▶ [What is required]:
Your task is to write out the complete listing exactly as it is shown.

Collected data
»»

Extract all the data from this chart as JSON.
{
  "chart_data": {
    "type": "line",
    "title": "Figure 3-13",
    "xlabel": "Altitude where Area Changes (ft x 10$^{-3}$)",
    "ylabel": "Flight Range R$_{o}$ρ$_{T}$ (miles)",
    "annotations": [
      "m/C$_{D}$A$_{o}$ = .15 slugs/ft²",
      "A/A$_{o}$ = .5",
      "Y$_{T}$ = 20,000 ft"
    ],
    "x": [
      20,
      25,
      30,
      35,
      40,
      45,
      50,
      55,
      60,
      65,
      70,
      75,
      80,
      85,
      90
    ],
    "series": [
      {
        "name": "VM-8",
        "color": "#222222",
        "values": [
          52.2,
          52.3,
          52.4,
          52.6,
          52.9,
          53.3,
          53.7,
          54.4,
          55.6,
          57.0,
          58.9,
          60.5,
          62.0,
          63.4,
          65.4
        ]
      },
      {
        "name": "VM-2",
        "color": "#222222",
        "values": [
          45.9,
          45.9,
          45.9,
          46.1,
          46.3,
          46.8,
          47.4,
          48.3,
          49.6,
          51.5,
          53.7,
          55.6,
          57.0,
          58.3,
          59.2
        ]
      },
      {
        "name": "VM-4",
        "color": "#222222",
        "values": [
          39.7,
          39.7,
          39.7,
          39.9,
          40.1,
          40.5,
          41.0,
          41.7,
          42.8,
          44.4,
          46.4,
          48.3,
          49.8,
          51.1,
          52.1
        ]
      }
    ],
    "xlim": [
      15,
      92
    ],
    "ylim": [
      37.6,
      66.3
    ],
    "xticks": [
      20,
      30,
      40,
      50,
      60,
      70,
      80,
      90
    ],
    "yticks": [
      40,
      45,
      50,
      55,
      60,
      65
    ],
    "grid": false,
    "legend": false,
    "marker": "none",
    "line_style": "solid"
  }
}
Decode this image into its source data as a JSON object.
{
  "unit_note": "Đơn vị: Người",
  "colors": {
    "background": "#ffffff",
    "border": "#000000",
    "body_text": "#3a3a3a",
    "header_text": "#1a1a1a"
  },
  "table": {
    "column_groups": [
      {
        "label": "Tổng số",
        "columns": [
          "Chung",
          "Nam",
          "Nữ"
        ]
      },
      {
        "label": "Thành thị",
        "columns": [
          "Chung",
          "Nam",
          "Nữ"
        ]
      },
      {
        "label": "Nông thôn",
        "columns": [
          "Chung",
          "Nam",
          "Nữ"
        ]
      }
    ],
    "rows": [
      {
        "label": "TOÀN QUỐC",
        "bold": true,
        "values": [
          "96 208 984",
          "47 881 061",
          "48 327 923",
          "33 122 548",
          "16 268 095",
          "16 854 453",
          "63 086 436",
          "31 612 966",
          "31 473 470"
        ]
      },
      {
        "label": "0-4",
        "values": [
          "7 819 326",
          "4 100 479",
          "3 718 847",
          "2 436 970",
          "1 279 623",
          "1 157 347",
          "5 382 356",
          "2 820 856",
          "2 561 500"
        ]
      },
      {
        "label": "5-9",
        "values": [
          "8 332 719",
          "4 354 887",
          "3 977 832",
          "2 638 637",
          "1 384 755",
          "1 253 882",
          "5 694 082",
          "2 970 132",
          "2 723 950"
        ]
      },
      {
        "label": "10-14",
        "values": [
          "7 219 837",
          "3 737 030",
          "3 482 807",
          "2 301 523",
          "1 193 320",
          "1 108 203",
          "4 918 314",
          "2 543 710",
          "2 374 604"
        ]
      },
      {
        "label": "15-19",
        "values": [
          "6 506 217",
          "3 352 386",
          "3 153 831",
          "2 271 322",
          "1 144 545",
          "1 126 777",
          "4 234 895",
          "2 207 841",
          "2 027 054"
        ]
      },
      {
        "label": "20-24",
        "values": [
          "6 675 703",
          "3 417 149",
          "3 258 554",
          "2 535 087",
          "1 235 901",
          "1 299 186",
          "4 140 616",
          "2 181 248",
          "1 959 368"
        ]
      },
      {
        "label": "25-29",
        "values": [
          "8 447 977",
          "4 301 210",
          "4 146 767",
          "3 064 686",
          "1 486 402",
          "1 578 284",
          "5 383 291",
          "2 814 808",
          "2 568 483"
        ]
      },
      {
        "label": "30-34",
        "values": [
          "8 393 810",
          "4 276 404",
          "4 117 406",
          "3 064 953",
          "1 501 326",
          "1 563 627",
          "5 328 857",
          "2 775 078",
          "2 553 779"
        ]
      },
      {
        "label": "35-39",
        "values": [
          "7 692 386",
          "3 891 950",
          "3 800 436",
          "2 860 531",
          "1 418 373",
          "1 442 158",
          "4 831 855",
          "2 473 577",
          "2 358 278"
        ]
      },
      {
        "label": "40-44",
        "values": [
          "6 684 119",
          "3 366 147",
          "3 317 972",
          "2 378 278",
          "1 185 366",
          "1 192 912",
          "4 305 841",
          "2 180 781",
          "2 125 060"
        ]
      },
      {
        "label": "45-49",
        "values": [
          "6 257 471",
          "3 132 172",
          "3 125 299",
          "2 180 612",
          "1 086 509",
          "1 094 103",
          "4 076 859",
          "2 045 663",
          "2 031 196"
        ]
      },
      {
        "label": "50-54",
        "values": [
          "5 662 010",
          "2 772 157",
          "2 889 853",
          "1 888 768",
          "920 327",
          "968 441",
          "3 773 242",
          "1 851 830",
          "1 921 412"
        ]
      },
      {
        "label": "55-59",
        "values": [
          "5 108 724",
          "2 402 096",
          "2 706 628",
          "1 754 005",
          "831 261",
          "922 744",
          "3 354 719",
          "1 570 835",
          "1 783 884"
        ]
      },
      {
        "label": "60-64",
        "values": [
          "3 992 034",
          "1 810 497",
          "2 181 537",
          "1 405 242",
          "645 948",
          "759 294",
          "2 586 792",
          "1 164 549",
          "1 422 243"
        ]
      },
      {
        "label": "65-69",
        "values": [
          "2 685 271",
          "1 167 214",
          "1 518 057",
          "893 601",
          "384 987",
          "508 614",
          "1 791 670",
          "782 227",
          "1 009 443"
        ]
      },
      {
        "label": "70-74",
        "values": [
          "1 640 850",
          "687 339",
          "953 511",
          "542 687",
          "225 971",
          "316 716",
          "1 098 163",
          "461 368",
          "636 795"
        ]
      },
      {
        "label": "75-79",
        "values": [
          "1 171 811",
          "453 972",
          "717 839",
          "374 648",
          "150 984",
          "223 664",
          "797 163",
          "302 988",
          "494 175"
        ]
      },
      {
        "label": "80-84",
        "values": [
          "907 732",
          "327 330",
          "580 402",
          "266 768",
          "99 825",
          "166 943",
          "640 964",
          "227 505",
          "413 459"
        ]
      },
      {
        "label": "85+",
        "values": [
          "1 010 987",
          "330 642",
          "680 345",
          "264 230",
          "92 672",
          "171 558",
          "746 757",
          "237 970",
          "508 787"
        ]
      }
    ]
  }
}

««

▶ [Correct output]:
Extract all the data from this chart as JSON.
{
  "chart_data": {
    "type": "line",
    "title": "Figure 3-13",
    "xlabel": "Altitude where Area Changes (ft x 10$^{-3}$)",
    "ylabel": "Flight Range R$_{o}$ρ$_{T}$ (miles)",
    "annotations": [
      "m/C$_{D}$A$_{o}$ = .15 slugs/ft²",
      "A/A$_{o}$ = .5",
      "Y$_{T}$ = 20,000 ft"
    ],
    "x": [
      20,
      25,
      30,
      35,
      40,
      45,
      50,
      55,
      60,
      65,
      70,
      75,
      80,
      85,
      90
    ],
    "series": [
      {
        "name": "VM-8",
        "color": "#222222",
        "values": [
          52.2,
          52.3,
          52.4,
          52.6,
          52.9,
          53.3,
          53.7,
          54.4,
          55.6,
          57.0,
          58.9,
          60.5,
          62.0,
          63.4,
          65.4
        ]
      },
      {
        "name": "VM-2",
        "color": "#222222",
        "values": [
          45.9,
          45.9,
          45.9,
          46.1,
          46.3,
          46.8,
          47.4,
          48.3,
          49.6,
          51.5,
          53.7,
          55.6,
          57.0,
          58.3,
          59.2
        ]
      },
      {
        "name": "VM-4",
        "color": "#222222",
        "values": [
          39.7,
          39.7,
          39.7,
          39.9,
          40.1,
          40.5,
          41.0,
          41.7,
          42.8,
          44.4,
          46.4,
          48.3,
          49.8,
          51.1,
          52.1
        ]
      }
    ],
    "xlim": [
      15,
      92
    ],
    "ylim": [
      37.6,
      66.3
    ],
    "xticks": [
      20,
      30,
      40,
      50,
      60,
      70,
      80,
      90
    ],
    "yticks": [
      40,
      45,
      50,
      55,
      60,
      65
    ],
    "grid": false,
    "legend": false,
    "marker": "none",
    "line_style": "solid"
  }
}
Decode this image into its source data as a JSON object.
{
  "unit_note": "Đơn vị: Người",
  "colors": {
    "background": "#ffffff",
    "border": "#000000",
    "body_text": "#3a3a3a",
    "header_text": "#1a1a1a"
  },
  "table": {
    "column_groups": [
      {
        "label": "Tổng số",
        "columns": [
          "Chung",
          "Nam",
          "Nữ"
        ]
      },
      {
        "label": "Thành thị",
        "columns": [
          "Chung",
          "Nam",
          "Nữ"
        ]
      },
      {
        "label": "Nông thôn",
        "columns": [
          "Chung",
          "Nam",
          "Nữ"
        ]
      }
    ],
    "rows": [
      {
        "label": "TOÀN QUỐC",
        "bold": true,
        "values": [
          "96 208 984",
          "47 881 061",
          "48 327 923",
          "33 122 548",
          "16 268 095",
          "16 854 453",
          "63 086 436",
          "31 612 966",
          "31 473 470"
        ]
      },
      {
        "label": "0-4",
        "values": [
          "7 819 326",
          "4 100 479",
          "3 718 847",
          "2 436 970",
          "1 279 623",
          "1 157 347",
          "5 382 356",
          "2 820 856",
          "2 561 500"
        ]
      },
      {
        "label": "5-9",
        "values": [
          "8 332 719",
          "4 354 887",
          "3 977 832",
          "2 638 637",
          "1 384 755",
          "1 253 882",
          "5 694 082",
          "2 970 132",
          "2 723 950"
        ]
      },
      {
        "label": "10-14",
        "values": [
          "7 219 837",
          "3 737 030",
          "3 482 807",
          "2 301 523",
          "1 193 320",
          "1 108 203",
          "4 918 314",
          "2 543 710",
          "2 374 604"
        ]
      },
      {
        "label": "15-19",
        "values": [
          "6 506 217",
          "3 352 386",
          "3 153 831",
          "2 271 322",
          "1 144 545",
          "1 126 777",
          "4 234 895",
          "2 207 841",
          "2 027 054"
        ]
      },
      {
        "label": "20-24",
        "values": [
          "6 675 703",
          "3 417 149",
          "3 258 554",
          "2 535 087",
          "1 235 901",
          "1 299 186",
          "4 140 616",
          "2 181 248",
          "1 959 368"
        ]
      },
      {
        "label": "25-29",
        "values": [
          "8 447 977",
          "4 301 210",
          "4 146 767",
          "3 064 686",
          "1 486 402",
          "1 578 284",
          "5 383 291",
          "2 814 808",
          "2 568 483"
        ]
      },
      {
        "label": "30-34",
        "values": [
          "8 393 810",
          "4 276 404",
          "4 117 406",
          "3 064 953",
          "1 501 326",
          "1 563 627",
          "5 328 857",
          "2 775 078",
          "2 553 779"
        ]
      },
      {
        "label": "35-39",
        "values": [
          "7 692 386",
          "3 891 950",
          "3 800 436",
          "2 860 531",
          "1 418 373",
          "1 442 158",
          "4 831 855",
          "2 473 577",
          "2 358 278"
        ]
      },
      {
        "label": "40-44",
        "values": [
          "6 684 119",
          "3 366 147",
          "3 317 972",
          "2 378 278",
          "1 185 366",
          "1 192 912",
          "4 305 841",
          "2 180 781",
          "2 125 060"
        ]
      },
      {
        "label": "45-49",
        "values": [
          "6 257 471",
          "3 132 172",
          "3 125 299",
          "2 180 612",
          "1 086 509",
          "1 094 103",
          "4 076 859",
          "2 045 663",
          "2 031 196"
        ]
      },
      {
        "label": "50-54",
        "values": [
          "5 662 010",
          "2 772 157",
          "2 889 853",
          "1 888 768",
          "920 327",
          "968 441",
          "3 773 242",
          "1 851 830",
          "1 921 412"
        ]
      },
      {
        "label": "55-59",
        "values": [
          "5 108 724",
          "2 402 096",
          "2 706 628",
          "1 754 005",
          "831 261",
          "922 744",
          "3 354 719",
          "1 570 835",
          "1 783 884"
        ]
      },
      {
        "label": "60-64",
        "values": [
          "3 992 034",
          "1 810 497",
          "2 181 537",
          "1 405 242",
          "645 948",
          "759 294",
          "2 586 792",
          "1 164 549",
          "1 422 243"
        ]
      },
      {
        "label": "65-69",
        "values": [
          "2 685 271",
          "1 167 214",
          "1 518 057",
          "893 601",
          "384 987",
          "508 614",
          "1 791 670",
          "782 227",
          "1 009 443"
        ]
      },
      {
        "label": "70-74",
        "values": [
          "1 640 850",
          "687 339",
          "953 511",
          "542 687",
          "225 971",
          "316 716",
          "1 098 163",
          "461 368",
          "636 795"
        ]
      },
      {
        "label": "75-79",
        "values": [
          "1 171 811",
          "453 972",
          "717 839",
          "374 648",
          "150 984",
          "223 664",
          "797 163",
          "302 988",
          "494 175"
        ]
      },
      {
        "label": "80-84",
        "values": [
          "907 732",
          "327 330",
          "580 402",
          "266 768",
          "99 825",
          "166 943",
          "640 964",
          "227 505",
          "413 459"
        ]
      },
      {
        "label": "85+",
        "values": [
          "1 010 987",
          "330 642",
          "680 345",
          "264 230",
          "92 672",
          "171 558",
          "746 757",
          "237 970",
          "508 787"
        ]
      }
    ]
  }
}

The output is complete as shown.